→ **Set problem**: Switch every "annotation" in the listing below to "data-label" and leave the rest of each line unchanged.

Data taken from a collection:
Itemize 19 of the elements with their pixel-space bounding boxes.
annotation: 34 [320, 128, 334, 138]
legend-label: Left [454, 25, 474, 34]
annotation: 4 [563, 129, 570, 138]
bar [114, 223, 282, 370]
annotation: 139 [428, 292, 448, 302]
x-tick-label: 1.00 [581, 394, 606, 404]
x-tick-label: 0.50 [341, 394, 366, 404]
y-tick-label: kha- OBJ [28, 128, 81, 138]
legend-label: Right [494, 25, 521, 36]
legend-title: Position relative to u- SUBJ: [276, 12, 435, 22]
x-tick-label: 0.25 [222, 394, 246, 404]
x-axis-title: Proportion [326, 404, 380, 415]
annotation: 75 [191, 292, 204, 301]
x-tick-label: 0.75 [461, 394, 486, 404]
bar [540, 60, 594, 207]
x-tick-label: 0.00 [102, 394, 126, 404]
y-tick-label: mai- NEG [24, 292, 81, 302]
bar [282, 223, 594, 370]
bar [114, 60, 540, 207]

→ **Answer to this task**:
Itemize 19 of the elements with their pixel-space bounding boxes.
data-label: 34 [320, 128, 334, 138]
legend-label: Left [454, 25, 474, 34]
data-label: 4 [563, 129, 570, 138]
bar [114, 223, 282, 370]
data-label: 139 [428, 292, 448, 302]
x-tick-label: 1.00 [581, 394, 606, 404]
x-tick-label: 0.50 [341, 394, 366, 404]
y-tick-label: kha- OBJ [28, 128, 81, 138]
legend-label: Right [494, 25, 521, 36]
legend-title: Position relative to u- SUBJ: [276, 12, 435, 22]
x-tick-label: 0.25 [222, 394, 246, 404]
x-axis-title: Proportion [326, 404, 380, 415]
data-label: 75 [191, 292, 204, 301]
x-tick-label: 0.75 [461, 394, 486, 404]
bar [540, 60, 594, 207]
x-tick-label: 0.00 [102, 394, 126, 404]
y-tick-label: mai- NEG [24, 292, 81, 302]
bar [282, 223, 594, 370]
bar [114, 60, 540, 207]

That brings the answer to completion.